Instruction
Reproduce the records below in full and exactly, without their images.

Saved entries
· · ·
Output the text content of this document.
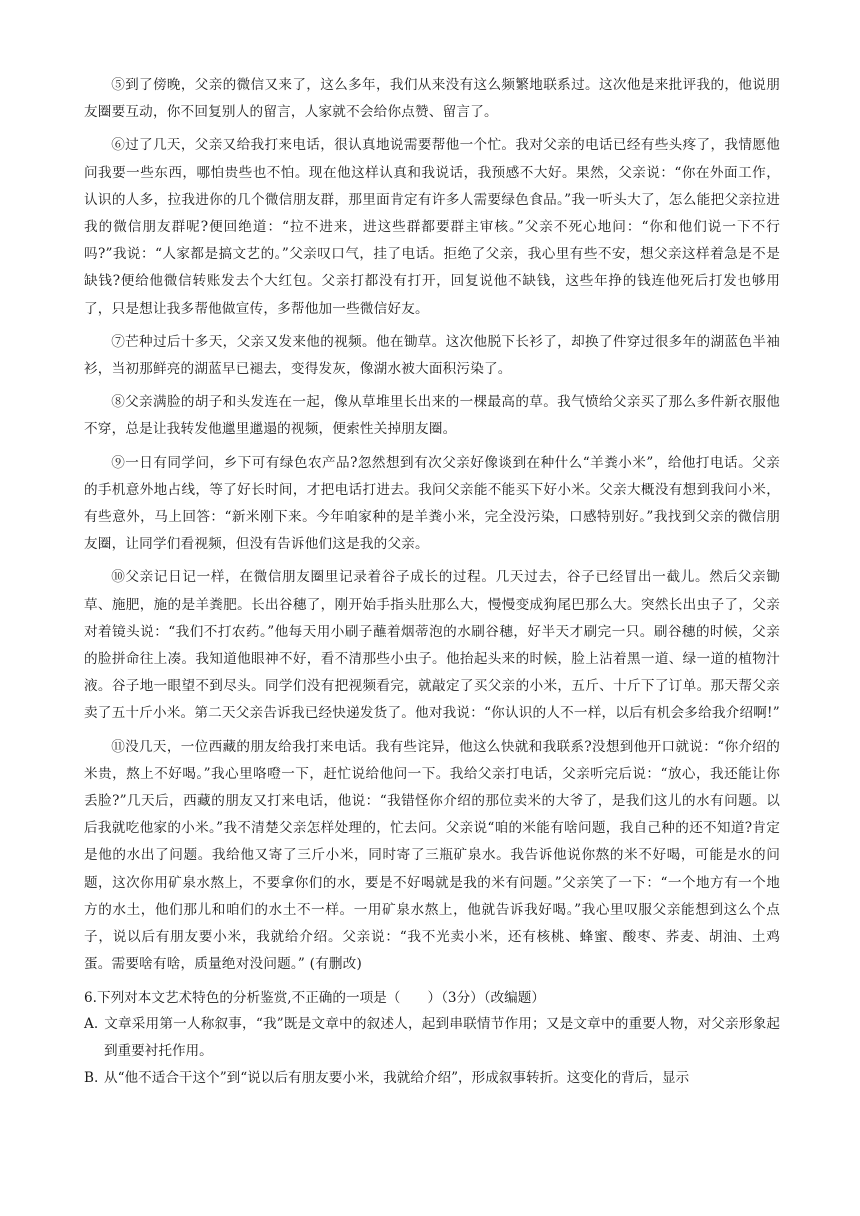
⑤到了傍晚，父亲的微信又来了，这么多年，我们从来没有这么频繁地联系过。这次他是来批评我的，他说朋友圈要互动，你不回复别人的留言，人家就不会给你点赞、留言了。

⑥过了几天，父亲又给我打来电话，很认真地说需要帮他一个忙。我对父亲的电话已经有些头疼了，我情愿他问我要一些东西，哪怕贵些也不怕。现在他这样认真和我说话，我预感不大好。果然，父亲说：“你在外面工作，认识的人多，拉我进你的几个微信朋友群，那里面肯定有许多人需要绿色食品。”我一听头大了，怎么能把父亲拉进我的微信朋友群呢?便回绝道：“拉不进来，进这些群都要群主审核。”父亲不死心地问：“你和他们说一下不行吗?”我说：“人家都是搞文艺的。”父亲叹口气，挂了电话。拒绝了父亲，我心里有些不安，想父亲这样着急是不是缺钱?便给他微信转账发去个大红包。父亲打都没有打开，回复说他不缺钱，这些年挣的钱连他死后打发也够用了，只是想让我多帮他做宣传，多帮他加一些微信好友。

⑦芒种过后十多天，父亲又发来他的视频。他在锄草。这次他脱下长衫了，却换了件穿过很多年的湖蓝色半袖衫，当初那鲜亮的湖蓝早已褪去，变得发灰，像湖水被大面积污染了。

⑧父亲满脸的胡子和头发连在一起，像从草堆里长出来的一棵最高的草。我气愤给父亲买了那么多件新衣服他不穿，总是让我转发他邋里邋遢的视频，便索性关掉朋友圈。

⑨一日有同学问，乡下可有绿色农产品?忽然想到有次父亲好像谈到在种什么“羊粪小米”，给他打电话。父亲的手机意外地占线，等了好长时间，才把电话打进去。我问父亲能不能买下好小米。父亲大概没有想到我问小米，有些意外，马上回答：“新米刚下来。今年咱家种的是羊粪小米，完全没污染，口感特别好。”我找到父亲的微信朋友圈，让同学们看视频，但没有告诉他们这是我的父亲。

⑩父亲记日记一样，在微信朋友圈里记录着谷子成长的过程。几天过去，谷子已经冒出一截儿。然后父亲锄草、施肥，施的是羊粪肥。长出谷穗了，刚开始手指头肚那么大，慢慢变成狗尾巴那么大。突然长出虫子了，父亲对着镜头说：“我们不打农药。”他每天用小刷子蘸着烟蒂泡的水刷谷穗，好半天才刷完一只。刷谷穗的时候，父亲的脸拼命往上凑。我知道他眼神不好，看不清那些小虫子。他抬起头来的时候，脸上沾着黑一道、绿一道的植物汁液。谷子地一眼望不到尽头。同学们没有把视频看完，就敲定了买父亲的小米，五斤、十斤下了订单。那天帮父亲卖了五十斤小米。第二天父亲告诉我已经快递发货了。他对我说：“你认识的人不一样，以后有机会多给我介绍啊!”

⑪没几天，一位西藏的朋友给我打来电话。我有些诧异，他这么快就和我联系?没想到他开口就说：“你介绍的米贵，熬上不好喝。”我心里咯噔一下，赶忙说给他问一下。我给父亲打电话，父亲听完后说：“放心，我还能让你丢脸?”几天后，西藏的朋友又打来电话，他说：“我错怪你介绍的那位卖米的大爷了，是我们这儿的水有问题。以后我就吃他家的小米。”我不清楚父亲怎样处理的，忙去问。父亲说“咱的米能有啥问题，我自己种的还不知道?肯定是他的水出了问题。我给他又寄了三斤小米，同时寄了三瓶矿泉水。我告诉他说你熬的米不好喝，可能是水的问题，这次你用矿泉水熬上，不要拿你们的水，要是不好喝就是我的米有问题。”父亲笑了一下：“一个地方有一个地方的水土，他们那儿和咱们的水土不一样。一用矿泉水熬上，他就告诉我好喝。”我心里叹服父亲能想到这么个点子，说以后有朋友要小米，我就给介绍。父亲说：“我不光卖小米，还有核桃、蜂蜜、酸枣、荞麦、胡油、土鸡蛋。需要啥有啥，质量绝对没问题。” (有删改)

6.下列对本文艺术特色的分析鉴赏,不正确的一项是（　　）（3分）（改编题）

A. 文章采用第一人称叙事，“我”既是文章中的叙述人，起到串联情节作用；又是文章中的重要人物，对父亲形象起到重要衬托作用。

B. 从“他不适合干这个”到“说以后有朋友要小米，我就给介绍”，形成叙事转折。这变化的背后，显示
· · ·
Output for this task
Output the text content of this document.
⑤到了傍晚，父亲的微信又来了，这么多年，我们从来没有这么频繁地联系过。这次他是来批评我的，他说朋友圈要互动，你不回复别人的留言，人家就不会给你点赞、留言了。

⑥过了几天，父亲又给我打来电话，很认真地说需要帮他一个忙。我对父亲的电话已经有些头疼了，我情愿他问我要一些东西，哪怕贵些也不怕。现在他这样认真和我说话，我预感不大好。果然，父亲说：“你在外面工作，认识的人多，拉我进你的几个微信朋友群，那里面肯定有许多人需要绿色食品。”我一听头大了，怎么能把父亲拉进我的微信朋友群呢?便回绝道：“拉不进来，进这些群都要群主审核。”父亲不死心地问：“你和他们说一下不行吗?”我说：“人家都是搞文艺的。”父亲叹口气，挂了电话。拒绝了父亲，我心里有些不安，想父亲这样着急是不是缺钱?便给他微信转账发去个大红包。父亲打都没有打开，回复说他不缺钱，这些年挣的钱连他死后打发也够用了，只是想让我多帮他做宣传，多帮他加一些微信好友。

⑦芒种过后十多天，父亲又发来他的视频。他在锄草。这次他脱下长衫了，却换了件穿过很多年的湖蓝色半袖衫，当初那鲜亮的湖蓝早已褪去，变得发灰，像湖水被大面积污染了。

⑧父亲满脸的胡子和头发连在一起，像从草堆里长出来的一棵最高的草。我气愤给父亲买了那么多件新衣服他不穿，总是让我转发他邋里邋遢的视频，便索性关掉朋友圈。

⑨一日有同学问，乡下可有绿色农产品?忽然想到有次父亲好像谈到在种什么“羊粪小米”，给他打电话。父亲的手机意外地占线，等了好长时间，才把电话打进去。我问父亲能不能买下好小米。父亲大概没有想到我问小米，有些意外，马上回答：“新米刚下来。今年咱家种的是羊粪小米，完全没污染，口感特别好。”我找到父亲的微信朋友圈，让同学们看视频，但没有告诉他们这是我的父亲。

⑩父亲记日记一样，在微信朋友圈里记录着谷子成长的过程。几天过去，谷子已经冒出一截儿。然后父亲锄草、施肥，施的是羊粪肥。长出谷穗了，刚开始手指头肚那么大，慢慢变成狗尾巴那么大。突然长出虫子了，父亲对着镜头说：“我们不打农药。”他每天用小刷子蘸着烟蒂泡的水刷谷穗，好半天才刷完一只。刷谷穗的时候，父亲的脸拼命往上凑。我知道他眼神不好，看不清那些小虫子。他抬起头来的时候，脸上沾着黑一道、绿一道的植物汁液。谷子地一眼望不到尽头。同学们没有把视频看完，就敲定了买父亲的小米，五斤、十斤下了订单。那天帮父亲卖了五十斤小米。第二天父亲告诉我已经快递发货了。他对我说：“你认识的人不一样，以后有机会多给我介绍啊!”

⑪没几天，一位西藏的朋友给我打来电话。我有些诧异，他这么快就和我联系?没想到他开口就说：“你介绍的米贵，熬上不好喝。”我心里咯噔一下，赶忙说给他问一下。我给父亲打电话，父亲听完后说：“放心，我还能让你丢脸?”几天后，西藏的朋友又打来电话，他说：“我错怪你介绍的那位卖米的大爷了，是我们这儿的水有问题。以后我就吃他家的小米。”我不清楚父亲怎样处理的，忙去问。父亲说“咱的米能有啥问题，我自己种的还不知道?肯定是他的水出了问题。我给他又寄了三斤小米，同时寄了三瓶矿泉水。我告诉他说你熬的米不好喝，可能是水的问题，这次你用矿泉水熬上，不要拿你们的水，要是不好喝就是我的米有问题。”父亲笑了一下：“一个地方有一个地方的水土，他们那儿和咱们的水土不一样。一用矿泉水熬上，他就告诉我好喝。”我心里叹服父亲能想到这么个点子，说以后有朋友要小米，我就给介绍。父亲说：“我不光卖小米，还有核桃、蜂蜜、酸枣、荞麦、胡油、土鸡蛋。需要啥有啥，质量绝对没问题。” (有删改)

6.下列对本文艺术特色的分析鉴赏,不正确的一项是（　　）（3分）（改编题）

A. 文章采用第一人称叙事，“我”既是文章中的叙述人，起到串联情节作用；又是文章中的重要人物，对父亲形象起到重要衬托作用。

B. 从“他不适合干这个”到“说以后有朋友要小米，我就给介绍”，形成叙事转折。这变化的背后，显示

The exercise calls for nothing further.